━━ Data shown ━━
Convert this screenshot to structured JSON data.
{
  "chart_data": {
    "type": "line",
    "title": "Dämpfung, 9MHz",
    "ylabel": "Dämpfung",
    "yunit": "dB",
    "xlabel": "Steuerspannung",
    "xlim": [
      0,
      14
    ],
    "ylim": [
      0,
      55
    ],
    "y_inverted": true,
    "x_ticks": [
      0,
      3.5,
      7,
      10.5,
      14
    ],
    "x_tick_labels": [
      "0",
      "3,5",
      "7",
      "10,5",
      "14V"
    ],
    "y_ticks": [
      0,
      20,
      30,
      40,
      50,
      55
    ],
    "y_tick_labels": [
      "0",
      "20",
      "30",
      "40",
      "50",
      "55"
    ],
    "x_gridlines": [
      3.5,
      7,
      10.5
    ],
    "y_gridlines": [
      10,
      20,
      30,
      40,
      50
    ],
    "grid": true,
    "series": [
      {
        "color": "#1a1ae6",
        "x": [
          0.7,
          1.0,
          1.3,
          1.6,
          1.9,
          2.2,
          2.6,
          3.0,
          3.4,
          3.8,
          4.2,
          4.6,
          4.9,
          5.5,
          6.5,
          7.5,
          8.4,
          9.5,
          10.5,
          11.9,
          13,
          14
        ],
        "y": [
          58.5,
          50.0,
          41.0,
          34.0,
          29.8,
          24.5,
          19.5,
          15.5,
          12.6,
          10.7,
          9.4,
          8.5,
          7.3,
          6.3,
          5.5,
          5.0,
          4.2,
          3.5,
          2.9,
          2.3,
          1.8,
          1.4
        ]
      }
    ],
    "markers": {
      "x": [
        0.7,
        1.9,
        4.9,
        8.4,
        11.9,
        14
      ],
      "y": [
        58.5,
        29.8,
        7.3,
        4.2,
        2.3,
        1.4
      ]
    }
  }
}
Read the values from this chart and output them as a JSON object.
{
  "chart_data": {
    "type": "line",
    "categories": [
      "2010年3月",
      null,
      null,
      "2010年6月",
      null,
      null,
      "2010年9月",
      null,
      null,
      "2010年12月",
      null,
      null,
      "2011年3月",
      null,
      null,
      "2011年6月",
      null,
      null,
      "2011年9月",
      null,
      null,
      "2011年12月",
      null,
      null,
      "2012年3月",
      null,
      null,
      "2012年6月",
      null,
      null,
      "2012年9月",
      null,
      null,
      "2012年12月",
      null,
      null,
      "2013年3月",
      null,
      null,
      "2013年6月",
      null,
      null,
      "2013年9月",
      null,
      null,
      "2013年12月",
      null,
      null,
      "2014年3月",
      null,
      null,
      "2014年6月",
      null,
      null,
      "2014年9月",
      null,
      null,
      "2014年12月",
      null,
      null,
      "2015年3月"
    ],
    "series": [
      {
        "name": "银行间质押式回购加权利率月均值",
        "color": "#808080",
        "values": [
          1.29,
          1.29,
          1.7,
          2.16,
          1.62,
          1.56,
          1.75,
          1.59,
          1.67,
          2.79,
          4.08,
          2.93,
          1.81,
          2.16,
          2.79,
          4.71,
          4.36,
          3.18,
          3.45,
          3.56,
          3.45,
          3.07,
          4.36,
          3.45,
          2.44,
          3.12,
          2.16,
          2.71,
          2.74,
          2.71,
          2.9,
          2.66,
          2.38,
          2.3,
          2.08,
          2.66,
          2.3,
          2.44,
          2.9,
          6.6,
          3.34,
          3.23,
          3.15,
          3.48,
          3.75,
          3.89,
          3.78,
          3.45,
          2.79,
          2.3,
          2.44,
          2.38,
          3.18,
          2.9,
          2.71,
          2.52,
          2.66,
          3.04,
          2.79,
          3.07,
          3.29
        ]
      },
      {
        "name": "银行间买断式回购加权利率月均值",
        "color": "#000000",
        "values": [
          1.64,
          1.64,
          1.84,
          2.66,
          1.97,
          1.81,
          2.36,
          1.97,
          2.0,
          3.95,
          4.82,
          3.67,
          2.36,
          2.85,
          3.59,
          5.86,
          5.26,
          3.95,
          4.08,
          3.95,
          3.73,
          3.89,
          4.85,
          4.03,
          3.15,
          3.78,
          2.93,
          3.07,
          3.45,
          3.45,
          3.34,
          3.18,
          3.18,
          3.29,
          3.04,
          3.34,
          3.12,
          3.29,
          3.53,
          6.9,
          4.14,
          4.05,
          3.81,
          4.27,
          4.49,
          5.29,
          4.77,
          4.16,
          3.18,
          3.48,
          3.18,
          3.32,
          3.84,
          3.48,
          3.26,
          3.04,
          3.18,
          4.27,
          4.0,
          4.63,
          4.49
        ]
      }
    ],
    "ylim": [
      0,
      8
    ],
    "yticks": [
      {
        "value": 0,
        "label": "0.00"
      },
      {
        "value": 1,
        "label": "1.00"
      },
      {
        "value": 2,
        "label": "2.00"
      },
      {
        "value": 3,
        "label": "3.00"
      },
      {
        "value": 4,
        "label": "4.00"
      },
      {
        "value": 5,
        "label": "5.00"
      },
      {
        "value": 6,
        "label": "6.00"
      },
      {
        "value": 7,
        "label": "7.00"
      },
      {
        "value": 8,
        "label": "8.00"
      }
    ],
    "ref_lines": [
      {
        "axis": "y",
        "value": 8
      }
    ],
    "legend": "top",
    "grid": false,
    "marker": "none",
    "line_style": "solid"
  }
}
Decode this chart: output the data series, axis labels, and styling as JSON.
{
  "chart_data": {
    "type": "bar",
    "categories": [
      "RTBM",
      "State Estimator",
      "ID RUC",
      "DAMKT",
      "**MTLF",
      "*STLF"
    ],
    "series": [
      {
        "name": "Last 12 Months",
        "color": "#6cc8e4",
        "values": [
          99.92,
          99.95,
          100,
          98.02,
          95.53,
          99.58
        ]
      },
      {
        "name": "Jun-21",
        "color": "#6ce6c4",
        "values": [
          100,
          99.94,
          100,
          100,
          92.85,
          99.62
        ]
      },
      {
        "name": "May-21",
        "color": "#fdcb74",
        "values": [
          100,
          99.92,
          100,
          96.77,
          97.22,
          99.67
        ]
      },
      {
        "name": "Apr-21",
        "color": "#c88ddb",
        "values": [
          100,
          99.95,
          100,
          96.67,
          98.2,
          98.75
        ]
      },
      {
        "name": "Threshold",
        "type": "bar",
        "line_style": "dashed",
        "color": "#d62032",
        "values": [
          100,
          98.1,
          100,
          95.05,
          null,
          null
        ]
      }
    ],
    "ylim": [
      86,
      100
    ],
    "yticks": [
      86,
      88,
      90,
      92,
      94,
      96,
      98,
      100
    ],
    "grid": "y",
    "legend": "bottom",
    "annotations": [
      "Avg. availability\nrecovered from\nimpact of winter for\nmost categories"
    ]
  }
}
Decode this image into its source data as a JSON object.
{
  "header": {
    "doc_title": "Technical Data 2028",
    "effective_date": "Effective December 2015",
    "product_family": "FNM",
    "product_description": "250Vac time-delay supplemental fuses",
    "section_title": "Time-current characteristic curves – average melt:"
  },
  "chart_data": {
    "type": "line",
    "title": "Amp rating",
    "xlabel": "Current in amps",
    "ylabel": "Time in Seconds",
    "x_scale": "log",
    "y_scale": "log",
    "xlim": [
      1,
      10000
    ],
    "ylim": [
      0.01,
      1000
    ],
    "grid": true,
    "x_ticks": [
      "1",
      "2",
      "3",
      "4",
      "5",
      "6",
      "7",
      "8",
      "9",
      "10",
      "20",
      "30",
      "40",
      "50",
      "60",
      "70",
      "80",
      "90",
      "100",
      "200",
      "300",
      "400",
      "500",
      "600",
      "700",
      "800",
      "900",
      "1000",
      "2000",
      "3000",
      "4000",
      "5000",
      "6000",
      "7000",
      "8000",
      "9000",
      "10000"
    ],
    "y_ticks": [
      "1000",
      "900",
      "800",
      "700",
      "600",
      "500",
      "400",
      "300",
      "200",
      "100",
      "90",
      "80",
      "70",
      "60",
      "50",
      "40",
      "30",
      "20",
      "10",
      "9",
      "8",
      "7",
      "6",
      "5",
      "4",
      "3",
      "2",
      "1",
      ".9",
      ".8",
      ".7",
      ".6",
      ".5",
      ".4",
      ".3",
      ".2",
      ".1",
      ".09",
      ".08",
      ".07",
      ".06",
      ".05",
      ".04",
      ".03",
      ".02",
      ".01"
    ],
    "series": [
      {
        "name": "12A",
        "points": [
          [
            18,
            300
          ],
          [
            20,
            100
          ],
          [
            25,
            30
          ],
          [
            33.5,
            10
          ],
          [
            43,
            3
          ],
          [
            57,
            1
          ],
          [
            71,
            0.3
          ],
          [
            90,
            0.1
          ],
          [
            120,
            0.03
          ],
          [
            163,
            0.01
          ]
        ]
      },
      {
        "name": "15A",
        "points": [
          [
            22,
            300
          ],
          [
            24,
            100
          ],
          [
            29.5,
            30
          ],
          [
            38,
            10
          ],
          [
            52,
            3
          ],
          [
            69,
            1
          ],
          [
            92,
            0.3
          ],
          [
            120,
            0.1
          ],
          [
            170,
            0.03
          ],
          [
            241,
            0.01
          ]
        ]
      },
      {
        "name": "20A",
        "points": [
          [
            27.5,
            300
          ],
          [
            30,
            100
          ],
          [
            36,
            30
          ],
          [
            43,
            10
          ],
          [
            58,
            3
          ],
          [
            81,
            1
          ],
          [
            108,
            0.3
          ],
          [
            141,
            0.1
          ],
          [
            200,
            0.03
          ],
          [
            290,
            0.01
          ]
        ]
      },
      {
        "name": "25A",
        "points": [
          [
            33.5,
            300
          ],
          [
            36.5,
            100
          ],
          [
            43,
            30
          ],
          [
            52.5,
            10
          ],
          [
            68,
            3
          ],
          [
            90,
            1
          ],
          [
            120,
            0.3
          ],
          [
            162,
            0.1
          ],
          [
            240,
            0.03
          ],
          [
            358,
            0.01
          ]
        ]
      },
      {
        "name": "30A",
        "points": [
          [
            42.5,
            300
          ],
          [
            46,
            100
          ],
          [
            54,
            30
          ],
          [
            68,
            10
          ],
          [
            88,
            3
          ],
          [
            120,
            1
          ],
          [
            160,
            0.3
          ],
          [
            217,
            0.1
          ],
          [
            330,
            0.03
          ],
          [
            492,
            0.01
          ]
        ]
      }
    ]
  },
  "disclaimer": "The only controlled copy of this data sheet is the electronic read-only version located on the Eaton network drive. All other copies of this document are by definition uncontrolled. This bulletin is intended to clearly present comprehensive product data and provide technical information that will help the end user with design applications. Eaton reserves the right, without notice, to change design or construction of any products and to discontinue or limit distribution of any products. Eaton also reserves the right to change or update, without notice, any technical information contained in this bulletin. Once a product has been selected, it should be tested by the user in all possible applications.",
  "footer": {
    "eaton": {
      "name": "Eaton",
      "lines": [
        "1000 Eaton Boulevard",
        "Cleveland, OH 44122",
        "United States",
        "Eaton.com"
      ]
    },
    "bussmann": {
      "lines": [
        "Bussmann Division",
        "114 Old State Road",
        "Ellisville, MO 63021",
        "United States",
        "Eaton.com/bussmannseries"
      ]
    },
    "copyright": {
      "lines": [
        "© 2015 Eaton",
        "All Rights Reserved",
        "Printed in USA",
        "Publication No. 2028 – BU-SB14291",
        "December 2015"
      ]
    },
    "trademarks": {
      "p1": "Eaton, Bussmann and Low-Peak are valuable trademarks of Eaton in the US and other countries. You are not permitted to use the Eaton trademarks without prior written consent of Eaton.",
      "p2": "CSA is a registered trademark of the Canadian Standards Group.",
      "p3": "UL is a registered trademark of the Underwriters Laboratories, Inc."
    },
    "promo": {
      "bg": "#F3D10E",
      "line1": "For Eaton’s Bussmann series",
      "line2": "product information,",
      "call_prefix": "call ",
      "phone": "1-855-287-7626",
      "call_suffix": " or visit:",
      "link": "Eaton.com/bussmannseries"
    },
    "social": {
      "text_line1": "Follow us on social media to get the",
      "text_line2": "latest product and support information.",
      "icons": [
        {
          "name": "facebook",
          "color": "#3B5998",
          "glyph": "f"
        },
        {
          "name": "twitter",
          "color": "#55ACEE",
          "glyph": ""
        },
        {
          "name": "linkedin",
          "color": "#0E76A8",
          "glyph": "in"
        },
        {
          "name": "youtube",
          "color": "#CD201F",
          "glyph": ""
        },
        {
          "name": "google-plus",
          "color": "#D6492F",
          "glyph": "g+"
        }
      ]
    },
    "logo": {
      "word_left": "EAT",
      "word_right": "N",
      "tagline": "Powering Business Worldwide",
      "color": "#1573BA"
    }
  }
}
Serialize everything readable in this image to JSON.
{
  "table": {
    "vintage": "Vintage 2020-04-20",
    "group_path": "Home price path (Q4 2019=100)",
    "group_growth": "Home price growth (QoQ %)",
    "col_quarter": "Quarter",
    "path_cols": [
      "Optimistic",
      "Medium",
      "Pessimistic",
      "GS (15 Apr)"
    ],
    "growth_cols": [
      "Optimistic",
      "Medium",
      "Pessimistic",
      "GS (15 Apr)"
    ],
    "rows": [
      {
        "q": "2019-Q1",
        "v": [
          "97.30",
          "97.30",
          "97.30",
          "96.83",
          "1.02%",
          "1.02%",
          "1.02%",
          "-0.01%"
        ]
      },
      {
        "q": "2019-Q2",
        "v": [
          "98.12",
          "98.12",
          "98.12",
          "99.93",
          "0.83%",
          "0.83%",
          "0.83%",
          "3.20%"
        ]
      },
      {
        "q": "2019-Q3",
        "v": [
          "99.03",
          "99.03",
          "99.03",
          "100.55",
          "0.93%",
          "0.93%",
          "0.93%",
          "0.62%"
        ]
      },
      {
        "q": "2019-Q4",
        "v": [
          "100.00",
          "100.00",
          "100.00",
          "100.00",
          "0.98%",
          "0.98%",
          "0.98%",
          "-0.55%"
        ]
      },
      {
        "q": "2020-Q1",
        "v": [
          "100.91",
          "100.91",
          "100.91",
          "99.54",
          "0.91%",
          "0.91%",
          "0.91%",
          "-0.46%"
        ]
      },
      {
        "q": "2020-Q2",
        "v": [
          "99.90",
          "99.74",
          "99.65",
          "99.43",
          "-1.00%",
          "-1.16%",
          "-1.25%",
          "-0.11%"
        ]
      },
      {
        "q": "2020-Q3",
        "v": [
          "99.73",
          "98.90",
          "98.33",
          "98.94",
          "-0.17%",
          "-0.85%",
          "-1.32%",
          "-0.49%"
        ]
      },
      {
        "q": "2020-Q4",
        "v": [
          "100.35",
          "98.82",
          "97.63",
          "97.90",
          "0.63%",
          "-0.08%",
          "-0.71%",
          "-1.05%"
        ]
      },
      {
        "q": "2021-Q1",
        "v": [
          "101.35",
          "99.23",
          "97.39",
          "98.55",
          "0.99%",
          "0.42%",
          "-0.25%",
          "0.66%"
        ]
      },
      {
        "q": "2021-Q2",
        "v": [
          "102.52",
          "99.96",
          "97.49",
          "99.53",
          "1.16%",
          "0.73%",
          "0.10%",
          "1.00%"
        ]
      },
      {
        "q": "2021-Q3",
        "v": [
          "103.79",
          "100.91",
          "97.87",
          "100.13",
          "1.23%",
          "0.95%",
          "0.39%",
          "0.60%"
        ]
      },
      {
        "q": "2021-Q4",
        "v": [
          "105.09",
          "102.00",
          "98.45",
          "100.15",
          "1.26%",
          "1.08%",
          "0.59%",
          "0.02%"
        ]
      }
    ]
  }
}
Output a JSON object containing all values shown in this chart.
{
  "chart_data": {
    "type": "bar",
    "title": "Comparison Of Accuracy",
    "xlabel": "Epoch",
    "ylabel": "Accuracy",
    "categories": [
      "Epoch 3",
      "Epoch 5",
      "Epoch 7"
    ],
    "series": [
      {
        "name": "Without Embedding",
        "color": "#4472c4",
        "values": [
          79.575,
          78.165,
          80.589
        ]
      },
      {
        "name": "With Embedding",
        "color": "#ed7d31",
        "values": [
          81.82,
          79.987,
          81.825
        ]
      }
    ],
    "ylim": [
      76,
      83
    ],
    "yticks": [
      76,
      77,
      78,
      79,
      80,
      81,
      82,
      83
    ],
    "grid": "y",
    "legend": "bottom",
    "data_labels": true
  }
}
━━━
Set exercise: Find the lines above that contain the word "registered" and collect them.

Solved problem:
      "p2": "CSA is a registered trademark of the Canadian Standards Group.",
      "p3": "UL is a registered trademark of the Underwriters Laboratories, Inc."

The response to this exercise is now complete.